* WHAT YOU HAVE TO DO
Copy everything in the data below exactly except the pictures.

* Extracted data entries
────────────────────────────────────────

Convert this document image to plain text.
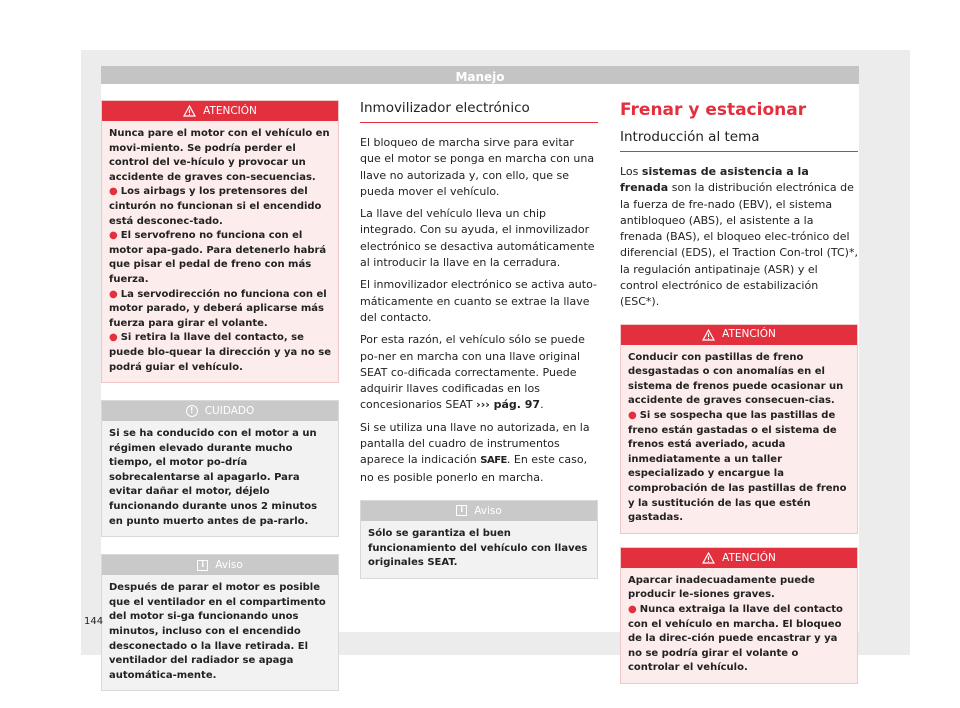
Manejo
ATENCIÓN

Nunca pare el motor con el vehículo en movi-miento. Se podría perder el control del ve-hículo y provocar un accidente de graves con-secuencias.

● Los airbags y los pretensores del cinturón no funcionan si el encendido está desconec-tado.

● El servofreno no funciona con el motor apa-gado. Para detenerlo habrá que pisar el pedal de freno con más fuerza.

● La servodirección no funciona con el motor parado, y deberá aplicarse más fuerza para girar el volante.

● Si retira la llave del contacto, se puede blo-quear la dirección y ya no se podrá guiar el vehículo.

!	CUIDADO

Si se ha conducido con el motor a un régimen elevado durante mucho tiempo, el motor po-dría sobrecalentarse al apagarlo. Para evitar dañar el motor, déjelo funcionando durante unos 2 minutos en punto muerto antes de pa-rarlo.

i	Aviso

Después de parar el motor es posible que el ventilador en el compartimento del motor si-ga funcionando unos minutos, incluso con el encendido desconectado o la llave retirada. El ventilador del radiador se apaga automática-mente.

Inmovilizador electrónico

El bloqueo de marcha sirve para evitar que el motor se ponga en marcha con una llave no autorizada y, con ello, que se pueda mover el vehículo.

La llave del vehículo lleva un chip integrado. Con su ayuda, el inmovilizador electrónico se desactiva automáticamente al introducir la llave en la cerradura.

El inmovilizador electrónico se activa auto-máticamente en cuanto se extrae la llave del contacto.

Por esta razón, el vehículo sólo se puede po-ner en marcha con una llave original SEAT co-dificada correctamente. Puede adquirir llaves codificadas en los concesionarios SEAT ››› pág. 97.

Si se utiliza una llave no autorizada, en la pantalla del cuadro de instrumentos aparece la indicación SAFE. En este caso, no es posible ponerlo en marcha.

i	Aviso

Sólo se garantiza el buen funcionamiento del vehículo con llaves originales SEAT.

Frenar y estacionar
Introducción al tema

Los sistemas de asistencia a la frenada son la distribución electrónica de la fuerza de fre-nado (EBV), el sistema antibloqueo (ABS), el asistente a la frenada (BAS), el bloqueo elec-trónico del diferencial (EDS), el Traction Con-trol (TC)*, la regulación antipatinaje (ASR) y el control electrónico de estabilización (ESC*).

ATENCIÓN

Conducir con pastillas de freno desgastadas o con anomalías en el sistema de frenos puede ocasionar un accidente de graves consecuen-cias.

● Si se sospecha que las pastillas de freno están gastadas o el sistema de frenos está averiado, acuda inmediatamente a un taller especializado y encargue la comprobación de las pastillas de freno y la sustitución de las que estén gastadas.

ATENCIÓN

Aparcar inadecuadamente puede producir le-siones graves.

● Nunca extraiga la llave del contacto con el vehículo en marcha. El bloqueo de la direc-ción puede encastrar y ya no se podría girar el volante o controlar el vehículo.

144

────────────────────────────────────────

* CORRECT ANSWER
Convert this document image to plain text.
Manejo
ATENCIÓN

Nunca pare el motor con el vehículo en movi-miento. Se podría perder el control del ve-hículo y provocar un accidente de graves con-secuencias.

● Los airbags y los pretensores del cinturón no funcionan si el encendido está desconec-tado.

● El servofreno no funciona con el motor apa-gado. Para detenerlo habrá que pisar el pedal de freno con más fuerza.

● La servodirección no funciona con el motor parado, y deberá aplicarse más fuerza para girar el volante.

● Si retira la llave del contacto, se puede blo-quear la dirección y ya no se podrá guiar el vehículo.

!	CUIDADO

Si se ha conducido con el motor a un régimen elevado durante mucho tiempo, el motor po-dría sobrecalentarse al apagarlo. Para evitar dañar el motor, déjelo funcionando durante unos 2 minutos en punto muerto antes de pa-rarlo.

i	Aviso

Después de parar el motor es posible que el ventilador en el compartimento del motor si-ga funcionando unos minutos, incluso con el encendido desconectado o la llave retirada. El ventilador del radiador se apaga automática-mente.

Inmovilizador electrónico

El bloqueo de marcha sirve para evitar que el motor se ponga en marcha con una llave no autorizada y, con ello, que se pueda mover el vehículo.

La llave del vehículo lleva un chip integrado. Con su ayuda, el inmovilizador electrónico se desactiva automáticamente al introducir la llave en la cerradura.

El inmovilizador electrónico se activa auto-máticamente en cuanto se extrae la llave del contacto.

Por esta razón, el vehículo sólo se puede po-ner en marcha con una llave original SEAT co-dificada correctamente. Puede adquirir llaves codificadas en los concesionarios SEAT ››› pág. 97.

Si se utiliza una llave no autorizada, en la pantalla del cuadro de instrumentos aparece la indicación SAFE. En este caso, no es posible ponerlo en marcha.

i	Aviso

Sólo se garantiza el buen funcionamiento del vehículo con llaves originales SEAT.

Frenar y estacionar
Introducción al tema

Los sistemas de asistencia a la frenada son la distribución electrónica de la fuerza de fre-nado (EBV), el sistema antibloqueo (ABS), el asistente a la frenada (BAS), el bloqueo elec-trónico del diferencial (EDS), el Traction Con-trol (TC)*, la regulación antipatinaje (ASR) y el control electrónico de estabilización (ESC*).

ATENCIÓN

Conducir con pastillas de freno desgastadas o con anomalías en el sistema de frenos puede ocasionar un accidente de graves consecuen-cias.

● Si se sospecha que las pastillas de freno están gastadas o el sistema de frenos está averiado, acuda inmediatamente a un taller especializado y encargue la comprobación de las pastillas de freno y la sustitución de las que estén gastadas.

ATENCIÓN

Aparcar inadecuadamente puede producir le-siones graves.

● Nunca extraiga la llave del contacto con el vehículo en marcha. El bloqueo de la direc-ción puede encastrar y ya no se podría girar el volante o controlar el vehículo.

144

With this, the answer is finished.